[Exercise goal] All entries must be repeated exactly; do not include the pictures.

[Excerpted records]
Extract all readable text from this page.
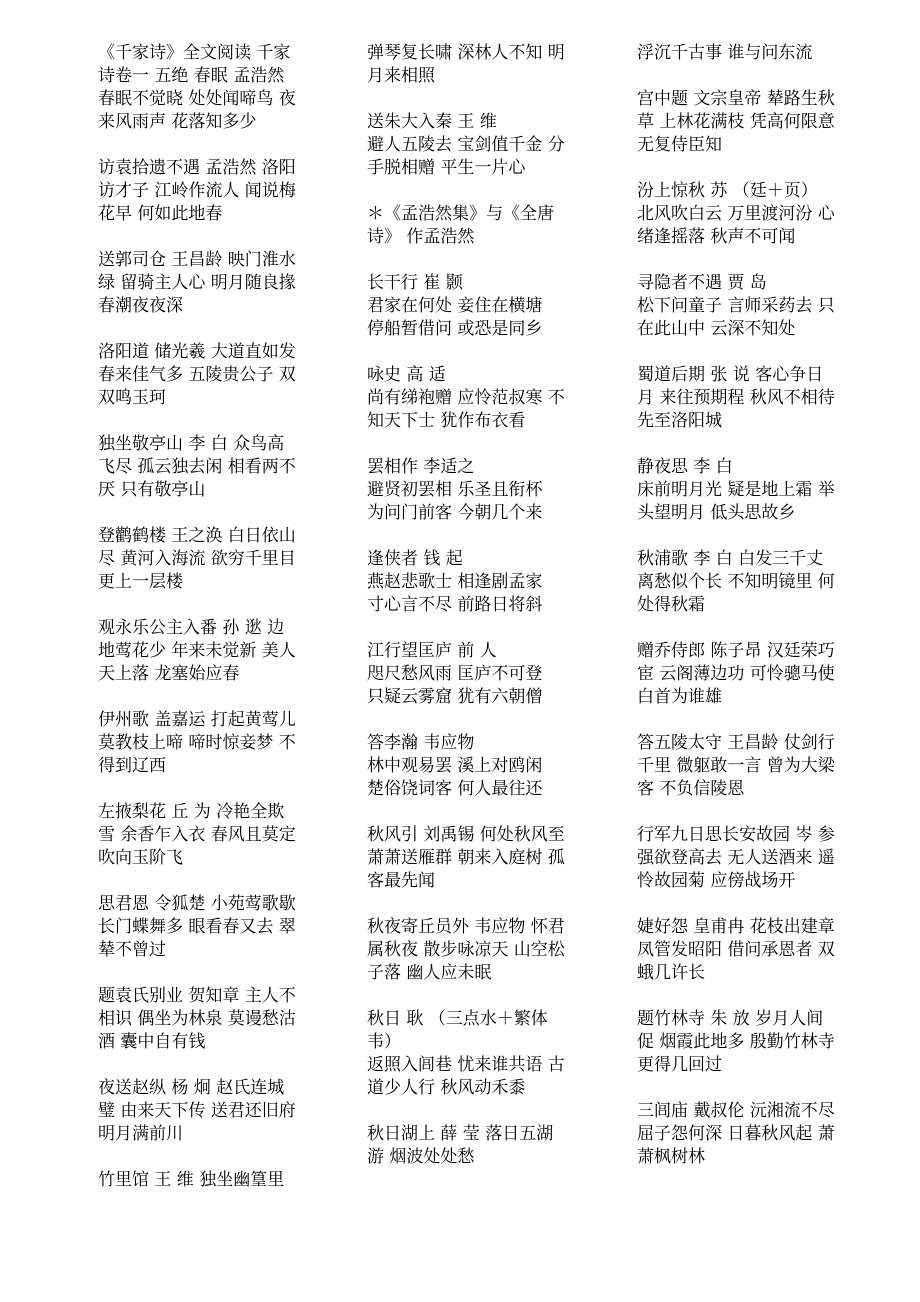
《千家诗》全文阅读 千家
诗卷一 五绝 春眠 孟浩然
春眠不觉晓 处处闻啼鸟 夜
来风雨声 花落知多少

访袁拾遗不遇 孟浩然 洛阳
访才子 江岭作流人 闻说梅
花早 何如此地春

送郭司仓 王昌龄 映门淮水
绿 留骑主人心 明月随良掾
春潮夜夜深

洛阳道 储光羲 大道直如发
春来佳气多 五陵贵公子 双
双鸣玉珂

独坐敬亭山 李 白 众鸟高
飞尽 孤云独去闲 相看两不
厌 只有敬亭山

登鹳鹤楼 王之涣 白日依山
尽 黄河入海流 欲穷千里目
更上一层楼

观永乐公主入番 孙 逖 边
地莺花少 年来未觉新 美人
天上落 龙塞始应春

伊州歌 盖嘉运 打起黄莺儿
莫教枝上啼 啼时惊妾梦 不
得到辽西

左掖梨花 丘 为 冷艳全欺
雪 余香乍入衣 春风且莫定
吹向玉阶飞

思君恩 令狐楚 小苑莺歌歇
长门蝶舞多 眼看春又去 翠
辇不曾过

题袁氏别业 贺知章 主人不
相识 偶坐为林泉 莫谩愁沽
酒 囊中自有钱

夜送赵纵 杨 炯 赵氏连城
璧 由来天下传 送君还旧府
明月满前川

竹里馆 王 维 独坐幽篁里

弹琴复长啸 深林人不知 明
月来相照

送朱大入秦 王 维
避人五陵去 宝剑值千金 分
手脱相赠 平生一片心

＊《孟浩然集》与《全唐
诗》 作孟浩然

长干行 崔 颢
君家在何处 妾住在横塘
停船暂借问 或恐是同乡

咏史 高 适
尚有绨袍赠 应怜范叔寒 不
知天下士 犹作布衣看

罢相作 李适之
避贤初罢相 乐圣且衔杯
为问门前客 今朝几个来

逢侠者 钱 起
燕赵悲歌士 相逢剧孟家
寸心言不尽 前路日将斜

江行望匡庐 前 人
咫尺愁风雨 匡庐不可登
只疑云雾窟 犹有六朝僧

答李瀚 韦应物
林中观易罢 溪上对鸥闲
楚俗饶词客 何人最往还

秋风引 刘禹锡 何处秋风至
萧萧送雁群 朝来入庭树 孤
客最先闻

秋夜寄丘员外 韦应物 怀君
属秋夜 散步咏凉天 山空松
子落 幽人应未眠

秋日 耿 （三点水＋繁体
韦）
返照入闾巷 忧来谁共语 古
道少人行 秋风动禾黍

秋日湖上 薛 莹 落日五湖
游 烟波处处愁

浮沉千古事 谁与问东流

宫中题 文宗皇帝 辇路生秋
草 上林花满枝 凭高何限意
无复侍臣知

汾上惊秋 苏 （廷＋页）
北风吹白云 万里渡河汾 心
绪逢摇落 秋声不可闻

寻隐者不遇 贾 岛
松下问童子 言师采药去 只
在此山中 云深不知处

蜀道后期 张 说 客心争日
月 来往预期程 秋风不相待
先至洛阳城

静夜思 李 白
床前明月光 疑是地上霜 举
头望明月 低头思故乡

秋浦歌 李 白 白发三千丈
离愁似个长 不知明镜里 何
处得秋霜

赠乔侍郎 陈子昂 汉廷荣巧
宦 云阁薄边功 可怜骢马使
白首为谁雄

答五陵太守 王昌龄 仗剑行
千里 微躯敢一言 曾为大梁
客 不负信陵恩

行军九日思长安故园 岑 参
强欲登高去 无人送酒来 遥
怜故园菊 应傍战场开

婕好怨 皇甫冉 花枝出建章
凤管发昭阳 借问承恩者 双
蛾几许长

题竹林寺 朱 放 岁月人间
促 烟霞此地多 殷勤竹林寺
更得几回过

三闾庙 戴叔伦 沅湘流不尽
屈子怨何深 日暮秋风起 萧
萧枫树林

[Output]
Extract all readable text from this page.
《千家诗》全文阅读 千家
诗卷一 五绝 春眠 孟浩然
春眠不觉晓 处处闻啼鸟 夜
来风雨声 花落知多少

访袁拾遗不遇 孟浩然 洛阳
访才子 江岭作流人 闻说梅
花早 何如此地春

送郭司仓 王昌龄 映门淮水
绿 留骑主人心 明月随良掾
春潮夜夜深

洛阳道 储光羲 大道直如发
春来佳气多 五陵贵公子 双
双鸣玉珂

独坐敬亭山 李 白 众鸟高
飞尽 孤云独去闲 相看两不
厌 只有敬亭山

登鹳鹤楼 王之涣 白日依山
尽 黄河入海流 欲穷千里目
更上一层楼

观永乐公主入番 孙 逖 边
地莺花少 年来未觉新 美人
天上落 龙塞始应春

伊州歌 盖嘉运 打起黄莺儿
莫教枝上啼 啼时惊妾梦 不
得到辽西

左掖梨花 丘 为 冷艳全欺
雪 余香乍入衣 春风且莫定
吹向玉阶飞

思君恩 令狐楚 小苑莺歌歇
长门蝶舞多 眼看春又去 翠
辇不曾过

题袁氏别业 贺知章 主人不
相识 偶坐为林泉 莫谩愁沽
酒 囊中自有钱

夜送赵纵 杨 炯 赵氏连城
璧 由来天下传 送君还旧府
明月满前川

竹里馆 王 维 独坐幽篁里

弹琴复长啸 深林人不知 明
月来相照

送朱大入秦 王 维
避人五陵去 宝剑值千金 分
手脱相赠 平生一片心

＊《孟浩然集》与《全唐
诗》 作孟浩然

长干行 崔 颢
君家在何处 妾住在横塘
停船暂借问 或恐是同乡

咏史 高 适
尚有绨袍赠 应怜范叔寒 不
知天下士 犹作布衣看

罢相作 李适之
避贤初罢相 乐圣且衔杯
为问门前客 今朝几个来

逢侠者 钱 起
燕赵悲歌士 相逢剧孟家
寸心言不尽 前路日将斜

江行望匡庐 前 人
咫尺愁风雨 匡庐不可登
只疑云雾窟 犹有六朝僧

答李瀚 韦应物
林中观易罢 溪上对鸥闲
楚俗饶词客 何人最往还

秋风引 刘禹锡 何处秋风至
萧萧送雁群 朝来入庭树 孤
客最先闻

秋夜寄丘员外 韦应物 怀君
属秋夜 散步咏凉天 山空松
子落 幽人应未眠

秋日 耿 （三点水＋繁体
韦）
返照入闾巷 忧来谁共语 古
道少人行 秋风动禾黍

秋日湖上 薛 莹 落日五湖
游 烟波处处愁

浮沉千古事 谁与问东流

宫中题 文宗皇帝 辇路生秋
草 上林花满枝 凭高何限意
无复侍臣知

汾上惊秋 苏 （廷＋页）
北风吹白云 万里渡河汾 心
绪逢摇落 秋声不可闻

寻隐者不遇 贾 岛
松下问童子 言师采药去 只
在此山中 云深不知处

蜀道后期 张 说 客心争日
月 来往预期程 秋风不相待
先至洛阳城

静夜思 李 白
床前明月光 疑是地上霜 举
头望明月 低头思故乡

秋浦歌 李 白 白发三千丈
离愁似个长 不知明镜里 何
处得秋霜

赠乔侍郎 陈子昂 汉廷荣巧
宦 云阁薄边功 可怜骢马使
白首为谁雄

答五陵太守 王昌龄 仗剑行
千里 微躯敢一言 曾为大梁
客 不负信陵恩

行军九日思长安故园 岑 参
强欲登高去 无人送酒来 遥
怜故园菊 应傍战场开

婕好怨 皇甫冉 花枝出建章
凤管发昭阳 借问承恩者 双
蛾几许长

题竹林寺 朱 放 岁月人间
促 烟霞此地多 殷勤竹林寺
更得几回过

三闾庙 戴叔伦 沅湘流不尽
屈子怨何深 日暮秋风起 萧
萧枫树林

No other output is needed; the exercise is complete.